### [Stated exercise]
Reproduce, unchanged, the part of the items that opens with the line containing "publisher-line [0,756,600,789]" and closes with the line containing "jb-standard-logo-icon: JB [465,5,562,81]".
════════
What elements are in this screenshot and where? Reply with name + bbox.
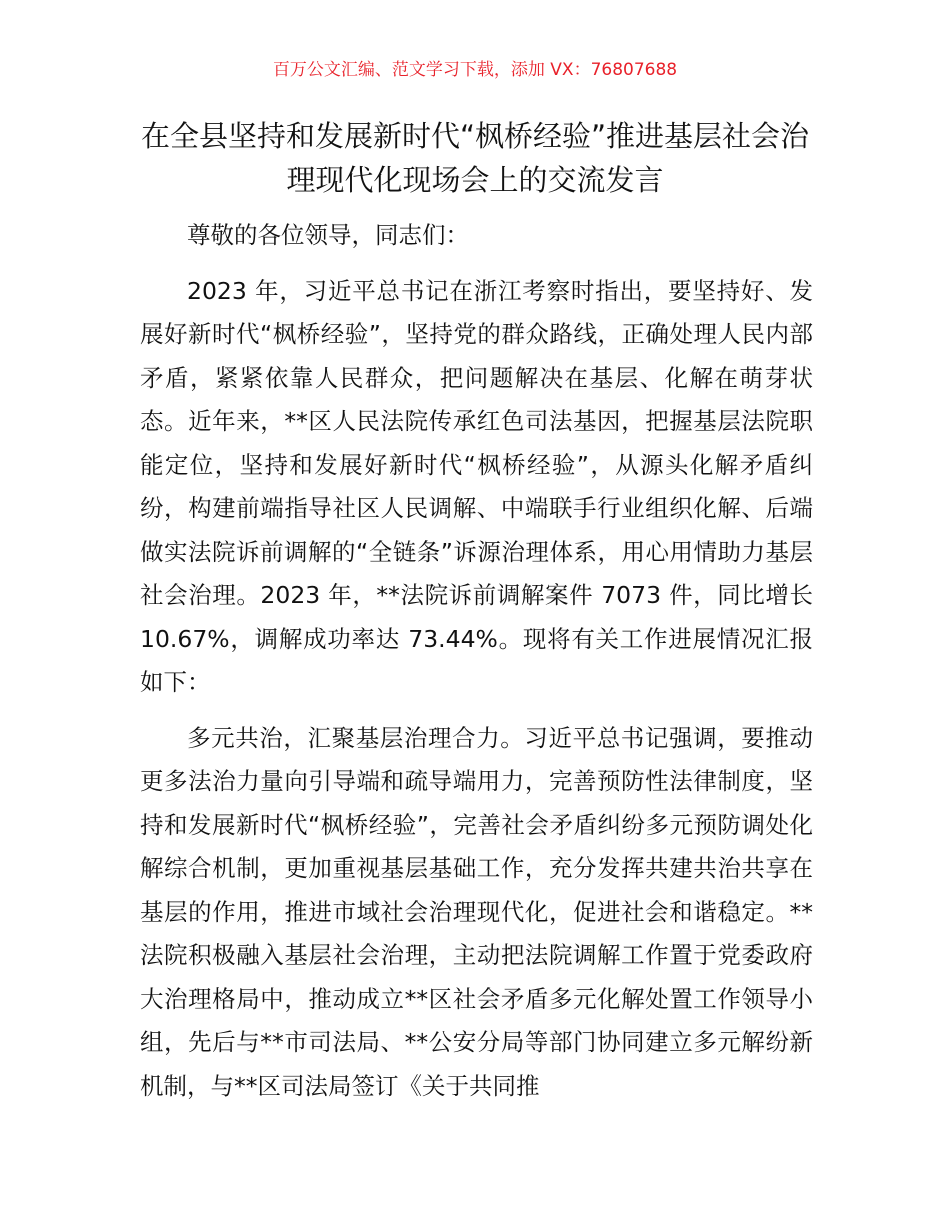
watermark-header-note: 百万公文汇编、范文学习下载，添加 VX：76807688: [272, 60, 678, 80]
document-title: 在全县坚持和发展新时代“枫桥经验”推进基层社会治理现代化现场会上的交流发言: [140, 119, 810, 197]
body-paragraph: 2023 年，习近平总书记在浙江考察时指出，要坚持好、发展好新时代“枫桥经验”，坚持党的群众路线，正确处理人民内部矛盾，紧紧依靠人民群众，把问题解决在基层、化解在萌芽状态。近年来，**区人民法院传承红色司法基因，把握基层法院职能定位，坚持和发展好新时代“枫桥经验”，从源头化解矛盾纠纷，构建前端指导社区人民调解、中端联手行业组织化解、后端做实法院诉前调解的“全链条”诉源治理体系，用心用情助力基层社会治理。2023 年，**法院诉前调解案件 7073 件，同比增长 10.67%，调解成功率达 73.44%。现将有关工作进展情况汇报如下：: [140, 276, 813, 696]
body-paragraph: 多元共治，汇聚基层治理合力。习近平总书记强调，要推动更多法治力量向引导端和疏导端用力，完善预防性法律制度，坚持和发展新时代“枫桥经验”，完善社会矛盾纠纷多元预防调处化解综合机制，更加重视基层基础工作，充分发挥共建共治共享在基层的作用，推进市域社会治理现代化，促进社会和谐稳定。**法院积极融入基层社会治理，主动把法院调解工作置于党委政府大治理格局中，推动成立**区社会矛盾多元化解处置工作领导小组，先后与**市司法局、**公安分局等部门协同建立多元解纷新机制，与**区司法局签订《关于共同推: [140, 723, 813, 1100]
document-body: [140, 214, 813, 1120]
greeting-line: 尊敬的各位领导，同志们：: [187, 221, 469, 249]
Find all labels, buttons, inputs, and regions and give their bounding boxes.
════════
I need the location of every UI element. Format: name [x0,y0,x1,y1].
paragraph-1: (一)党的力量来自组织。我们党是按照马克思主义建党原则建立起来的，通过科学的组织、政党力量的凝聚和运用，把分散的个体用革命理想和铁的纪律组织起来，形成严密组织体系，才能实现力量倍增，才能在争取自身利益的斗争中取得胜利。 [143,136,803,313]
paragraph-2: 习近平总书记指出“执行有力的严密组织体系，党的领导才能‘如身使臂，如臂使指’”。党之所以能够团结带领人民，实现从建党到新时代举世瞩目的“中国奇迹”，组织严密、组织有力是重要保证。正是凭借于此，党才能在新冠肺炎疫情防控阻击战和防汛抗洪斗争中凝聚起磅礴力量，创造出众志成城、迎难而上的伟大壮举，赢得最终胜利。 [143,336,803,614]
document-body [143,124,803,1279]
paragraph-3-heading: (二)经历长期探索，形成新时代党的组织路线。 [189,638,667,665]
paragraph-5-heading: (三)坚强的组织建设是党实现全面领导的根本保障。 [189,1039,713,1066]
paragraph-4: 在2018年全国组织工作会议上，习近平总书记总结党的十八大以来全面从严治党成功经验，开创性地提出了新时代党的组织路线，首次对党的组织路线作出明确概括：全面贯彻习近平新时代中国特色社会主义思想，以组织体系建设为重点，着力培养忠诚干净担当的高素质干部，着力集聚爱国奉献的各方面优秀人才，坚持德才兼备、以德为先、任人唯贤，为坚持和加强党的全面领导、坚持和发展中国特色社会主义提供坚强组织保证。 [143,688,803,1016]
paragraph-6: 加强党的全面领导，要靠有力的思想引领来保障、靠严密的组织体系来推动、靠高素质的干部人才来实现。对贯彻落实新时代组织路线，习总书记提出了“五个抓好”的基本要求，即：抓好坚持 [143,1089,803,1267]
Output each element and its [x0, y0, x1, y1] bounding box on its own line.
════════
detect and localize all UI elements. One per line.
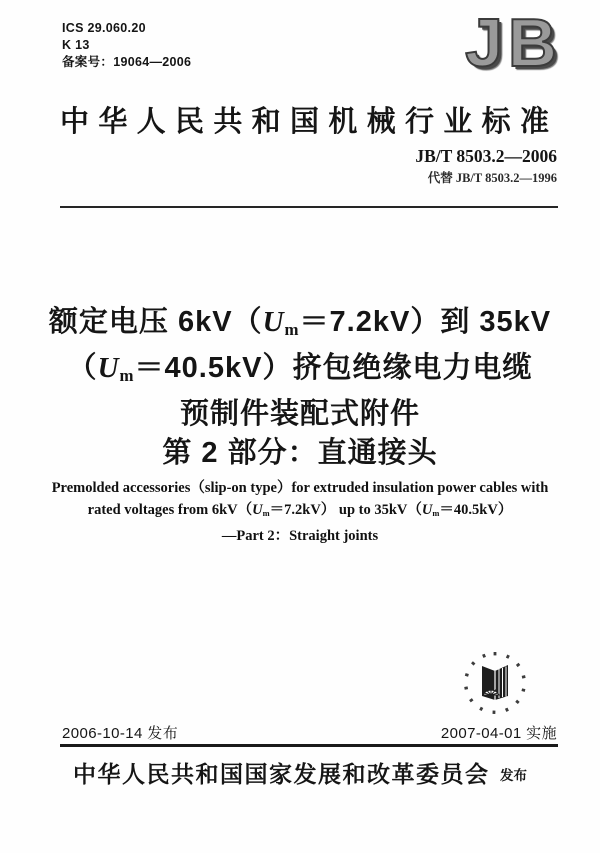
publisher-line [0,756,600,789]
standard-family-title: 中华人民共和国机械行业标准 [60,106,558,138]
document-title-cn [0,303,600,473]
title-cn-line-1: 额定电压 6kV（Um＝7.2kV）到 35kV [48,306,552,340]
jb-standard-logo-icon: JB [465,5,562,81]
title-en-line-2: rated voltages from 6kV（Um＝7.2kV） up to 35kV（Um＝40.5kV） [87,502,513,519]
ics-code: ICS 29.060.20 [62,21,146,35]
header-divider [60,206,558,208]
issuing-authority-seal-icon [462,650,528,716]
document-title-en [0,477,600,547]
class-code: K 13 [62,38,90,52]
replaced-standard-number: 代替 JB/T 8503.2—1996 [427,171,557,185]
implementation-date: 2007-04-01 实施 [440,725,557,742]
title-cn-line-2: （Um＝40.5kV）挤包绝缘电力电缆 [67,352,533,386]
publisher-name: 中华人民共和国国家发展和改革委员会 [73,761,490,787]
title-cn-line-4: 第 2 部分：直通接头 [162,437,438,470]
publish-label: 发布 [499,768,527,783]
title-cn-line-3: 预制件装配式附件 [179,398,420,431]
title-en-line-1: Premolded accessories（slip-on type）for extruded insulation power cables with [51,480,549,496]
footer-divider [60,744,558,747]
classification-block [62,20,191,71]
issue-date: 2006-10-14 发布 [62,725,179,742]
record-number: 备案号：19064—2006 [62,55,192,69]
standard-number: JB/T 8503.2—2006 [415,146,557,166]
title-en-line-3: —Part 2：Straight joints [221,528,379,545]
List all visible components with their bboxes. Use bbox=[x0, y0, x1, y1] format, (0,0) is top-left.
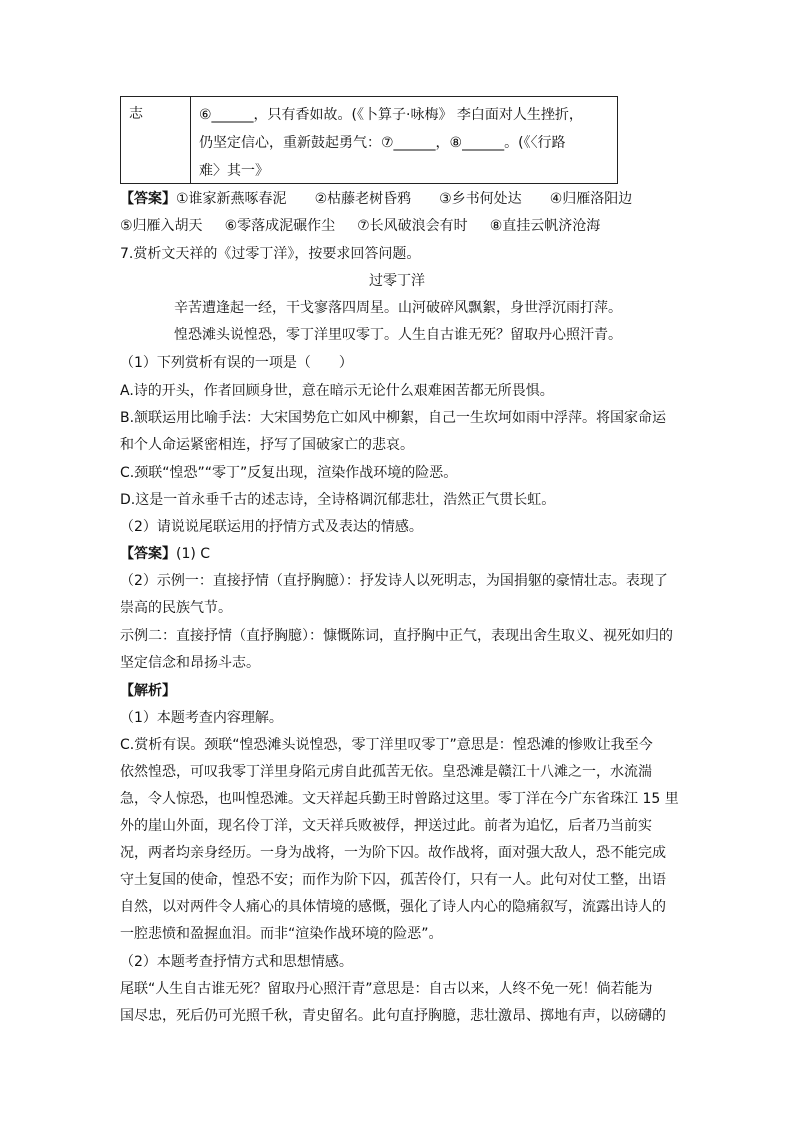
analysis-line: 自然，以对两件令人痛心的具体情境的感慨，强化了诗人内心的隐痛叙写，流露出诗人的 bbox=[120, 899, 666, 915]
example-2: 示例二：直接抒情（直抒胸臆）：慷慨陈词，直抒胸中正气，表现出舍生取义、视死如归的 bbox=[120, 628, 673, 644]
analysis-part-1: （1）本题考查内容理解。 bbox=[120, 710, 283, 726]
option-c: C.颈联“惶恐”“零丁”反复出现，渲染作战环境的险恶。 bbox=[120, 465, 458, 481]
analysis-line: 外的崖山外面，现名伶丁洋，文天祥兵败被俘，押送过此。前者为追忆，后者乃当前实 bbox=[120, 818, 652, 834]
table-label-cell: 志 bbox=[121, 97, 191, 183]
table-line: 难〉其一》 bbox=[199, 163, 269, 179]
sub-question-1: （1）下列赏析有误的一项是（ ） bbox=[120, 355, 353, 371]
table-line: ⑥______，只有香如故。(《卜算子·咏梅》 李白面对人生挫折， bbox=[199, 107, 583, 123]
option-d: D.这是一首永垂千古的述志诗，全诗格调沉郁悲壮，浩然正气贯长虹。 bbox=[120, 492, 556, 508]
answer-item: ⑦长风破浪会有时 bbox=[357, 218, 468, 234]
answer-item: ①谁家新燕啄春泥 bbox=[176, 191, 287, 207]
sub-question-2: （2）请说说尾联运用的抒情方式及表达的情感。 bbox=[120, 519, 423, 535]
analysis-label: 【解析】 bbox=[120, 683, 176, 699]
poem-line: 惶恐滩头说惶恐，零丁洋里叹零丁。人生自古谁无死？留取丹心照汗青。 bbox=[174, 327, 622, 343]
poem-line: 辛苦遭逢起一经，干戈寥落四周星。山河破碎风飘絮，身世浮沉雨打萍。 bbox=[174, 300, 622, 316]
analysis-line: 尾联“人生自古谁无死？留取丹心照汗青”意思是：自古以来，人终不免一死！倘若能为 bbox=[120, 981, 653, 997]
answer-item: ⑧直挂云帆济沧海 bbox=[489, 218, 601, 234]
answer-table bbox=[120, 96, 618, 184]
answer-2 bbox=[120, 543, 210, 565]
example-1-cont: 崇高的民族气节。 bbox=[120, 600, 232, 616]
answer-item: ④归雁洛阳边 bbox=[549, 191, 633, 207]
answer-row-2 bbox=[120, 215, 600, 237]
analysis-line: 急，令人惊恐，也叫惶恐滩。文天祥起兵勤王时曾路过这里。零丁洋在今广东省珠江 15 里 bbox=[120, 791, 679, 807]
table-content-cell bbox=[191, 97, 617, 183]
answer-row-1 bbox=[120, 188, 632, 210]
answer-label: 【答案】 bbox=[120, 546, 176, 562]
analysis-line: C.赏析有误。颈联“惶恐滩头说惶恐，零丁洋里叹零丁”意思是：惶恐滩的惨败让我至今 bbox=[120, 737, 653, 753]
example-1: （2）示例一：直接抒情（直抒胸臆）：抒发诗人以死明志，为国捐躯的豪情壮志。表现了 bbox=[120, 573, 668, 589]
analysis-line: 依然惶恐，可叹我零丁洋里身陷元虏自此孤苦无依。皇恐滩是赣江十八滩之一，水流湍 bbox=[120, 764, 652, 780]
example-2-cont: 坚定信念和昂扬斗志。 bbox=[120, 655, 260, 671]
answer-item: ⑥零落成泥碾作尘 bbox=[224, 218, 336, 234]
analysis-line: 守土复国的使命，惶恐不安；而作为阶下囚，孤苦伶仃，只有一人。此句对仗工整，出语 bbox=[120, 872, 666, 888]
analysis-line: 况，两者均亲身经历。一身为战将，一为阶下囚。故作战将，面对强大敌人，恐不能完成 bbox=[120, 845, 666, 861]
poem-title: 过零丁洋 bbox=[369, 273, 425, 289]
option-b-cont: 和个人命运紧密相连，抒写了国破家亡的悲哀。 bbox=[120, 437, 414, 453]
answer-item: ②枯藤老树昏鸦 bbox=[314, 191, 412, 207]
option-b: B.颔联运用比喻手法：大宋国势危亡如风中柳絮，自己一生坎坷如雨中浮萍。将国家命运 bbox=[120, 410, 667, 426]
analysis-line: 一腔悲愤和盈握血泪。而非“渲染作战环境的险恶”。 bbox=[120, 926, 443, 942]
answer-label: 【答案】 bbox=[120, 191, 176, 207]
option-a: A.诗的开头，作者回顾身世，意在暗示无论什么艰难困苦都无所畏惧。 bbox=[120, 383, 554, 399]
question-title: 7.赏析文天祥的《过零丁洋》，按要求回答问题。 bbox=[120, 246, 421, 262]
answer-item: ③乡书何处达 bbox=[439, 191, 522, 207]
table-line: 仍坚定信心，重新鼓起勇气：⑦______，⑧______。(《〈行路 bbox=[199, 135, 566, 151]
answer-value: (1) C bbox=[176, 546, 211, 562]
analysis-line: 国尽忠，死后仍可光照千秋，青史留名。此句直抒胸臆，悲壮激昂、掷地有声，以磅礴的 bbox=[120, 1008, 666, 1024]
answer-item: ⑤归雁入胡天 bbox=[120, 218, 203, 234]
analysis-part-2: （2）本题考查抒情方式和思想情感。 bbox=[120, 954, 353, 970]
════════
### [Result]
publisher-line [0,756,600,789]
standard-family-title: 中华人民共和国机械行业标准 [60,106,558,138]
document-title-cn [0,303,600,473]
title-cn-line-1: 额定电压 6kV（Um＝7.2kV）到 35kV [48,306,552,340]
jb-standard-logo-icon: JB [465,5,562,81]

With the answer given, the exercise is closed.